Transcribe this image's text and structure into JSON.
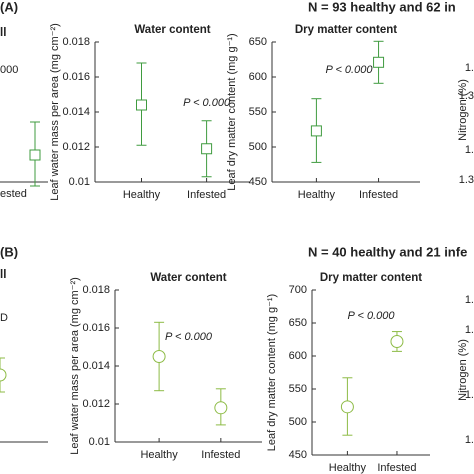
{
  "panels": [
    {
      "label": "(A)",
      "n_text": "N =  93 healthy and 62 in",
      "left_fragments": {
        "title": "ll",
        "annotation": "000",
        "category": "ested"
      },
      "right_fragments": {
        "ylabel": "Nitrogen (%)",
        "ticks": [
          "1.",
          "1.3",
          "1.",
          "1.3"
        ]
      }
    },
    {
      "label": "(B)",
      "n_text": "N =  40 healthy and 21 infe",
      "left_fragments": {
        "title": "ll",
        "annotation": "D"
      },
      "right_fragments": {
        "ylabel": "Nitrogen (%)",
        "ticks": [
          "1.",
          "1.",
          "1.",
          "1."
        ]
      }
    }
  ],
  "chart_data": [
    {
      "type": "errorbar",
      "title": "Water content",
      "ylabel": "Leaf water mass per area (mg cm⁻²)",
      "annotation": "P < 0.000",
      "categories": [
        "Healthy",
        "Infested"
      ],
      "series": [
        {
          "color": "#3f9b3f",
          "marker": "square",
          "values": [
            0.0144,
            0.0119
          ],
          "lower": [
            0.0121,
            0.0103
          ],
          "upper": [
            0.0168,
            0.0135
          ]
        }
      ],
      "ylim": [
        0.01,
        0.018
      ],
      "yticks": [
        0.01,
        0.012,
        0.014,
        0.016,
        0.018
      ]
    },
    {
      "type": "errorbar",
      "title": "Dry matter content",
      "ylabel": "Leaf dry matter content (mg g⁻¹)",
      "annotation": "P < 0.000",
      "categories": [
        "Healthy",
        "Infested"
      ],
      "series": [
        {
          "color": "#3f9b3f",
          "marker": "square",
          "values": [
            523,
            621
          ],
          "lower": [
            478,
            591
          ],
          "upper": [
            569,
            651
          ]
        }
      ],
      "ylim": [
        450,
        650
      ],
      "yticks": [
        450,
        500,
        550,
        600,
        650
      ]
    },
    {
      "type": "errorbar",
      "title": "Water content",
      "ylabel": "Leaf water mass per area (mg cm⁻²)",
      "annotation": "P < 0.000",
      "categories": [
        "Healthy",
        "Infested"
      ],
      "series": [
        {
          "color": "#8dbb45",
          "marker": "circle",
          "values": [
            0.0145,
            0.0118
          ],
          "lower": [
            0.0127,
            0.0109
          ],
          "upper": [
            0.0163,
            0.0128
          ]
        }
      ],
      "ylim": [
        0.01,
        0.018
      ],
      "yticks": [
        0.01,
        0.012,
        0.014,
        0.016,
        0.018
      ]
    },
    {
      "type": "errorbar",
      "title": "Dry matter content",
      "ylabel": "Leaf dry matter content (mg g⁻¹)",
      "annotation": "P < 0.000",
      "categories": [
        "Healthy",
        "Infested"
      ],
      "series": [
        {
          "color": "#8dbb45",
          "marker": "circle",
          "values": [
            523,
            622
          ],
          "lower": [
            480,
            607
          ],
          "upper": [
            567,
            637
          ]
        }
      ],
      "ylim": [
        450,
        700
      ],
      "yticks": [
        450,
        500,
        550,
        600,
        650,
        700
      ]
    }
  ]
}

■ EXERCISE DESCRIPTION ■
Transcribe each entry above exactly, apart from the pictures.

■ SOLUTION TO THE PROBLEM ■
Transcribe this image's text and structure into JSON.
{
  "panels": [
    {
      "label": "(A)",
      "n_text": "N =  93 healthy and 62 in",
      "left_fragments": {
        "title": "ll",
        "annotation": "000",
        "category": "ested"
      },
      "right_fragments": {
        "ylabel": "Nitrogen (%)",
        "ticks": [
          "1.",
          "1.3",
          "1.",
          "1.3"
        ]
      }
    },
    {
      "label": "(B)",
      "n_text": "N =  40 healthy and 21 infe",
      "left_fragments": {
        "title": "ll",
        "annotation": "D"
      },
      "right_fragments": {
        "ylabel": "Nitrogen (%)",
        "ticks": [
          "1.",
          "1.",
          "1.",
          "1."
        ]
      }
    }
  ],
  "chart_data": [
    {
      "type": "errorbar",
      "title": "Water content",
      "ylabel": "Leaf water mass per area (mg cm⁻²)",
      "annotation": "P < 0.000",
      "categories": [
        "Healthy",
        "Infested"
      ],
      "series": [
        {
          "color": "#3f9b3f",
          "marker": "square",
          "values": [
            0.0144,
            0.0119
          ],
          "lower": [
            0.0121,
            0.0103
          ],
          "upper": [
            0.0168,
            0.0135
          ]
        }
      ],
      "ylim": [
        0.01,
        0.018
      ],
      "yticks": [
        0.01,
        0.012,
        0.014,
        0.016,
        0.018
      ]
    },
    {
      "type": "errorbar",
      "title": "Dry matter content",
      "ylabel": "Leaf dry matter content (mg g⁻¹)",
      "annotation": "P < 0.000",
      "categories": [
        "Healthy",
        "Infested"
      ],
      "series": [
        {
          "color": "#3f9b3f",
          "marker": "square",
          "values": [
            523,
            621
          ],
          "lower": [
            478,
            591
          ],
          "upper": [
            569,
            651
          ]
        }
      ],
      "ylim": [
        450,
        650
      ],
      "yticks": [
        450,
        500,
        550,
        600,
        650
      ]
    },
    {
      "type": "errorbar",
      "title": "Water content",
      "ylabel": "Leaf water mass per area (mg cm⁻²)",
      "annotation": "P < 0.000",
      "categories": [
        "Healthy",
        "Infested"
      ],
      "series": [
        {
          "color": "#8dbb45",
          "marker": "circle",
          "values": [
            0.0145,
            0.0118
          ],
          "lower": [
            0.0127,
            0.0109
          ],
          "upper": [
            0.0163,
            0.0128
          ]
        }
      ],
      "ylim": [
        0.01,
        0.018
      ],
      "yticks": [
        0.01,
        0.012,
        0.014,
        0.016,
        0.018
      ]
    },
    {
      "type": "errorbar",
      "title": "Dry matter content",
      "ylabel": "Leaf dry matter content (mg g⁻¹)",
      "annotation": "P < 0.000",
      "categories": [
        "Healthy",
        "Infested"
      ],
      "series": [
        {
          "color": "#8dbb45",
          "marker": "circle",
          "values": [
            523,
            622
          ],
          "lower": [
            480,
            607
          ],
          "upper": [
            567,
            637
          ]
        }
      ],
      "ylim": [
        450,
        700
      ],
      "yticks": [
        450,
        500,
        550,
        600,
        650,
        700
      ]
    }
  ]
}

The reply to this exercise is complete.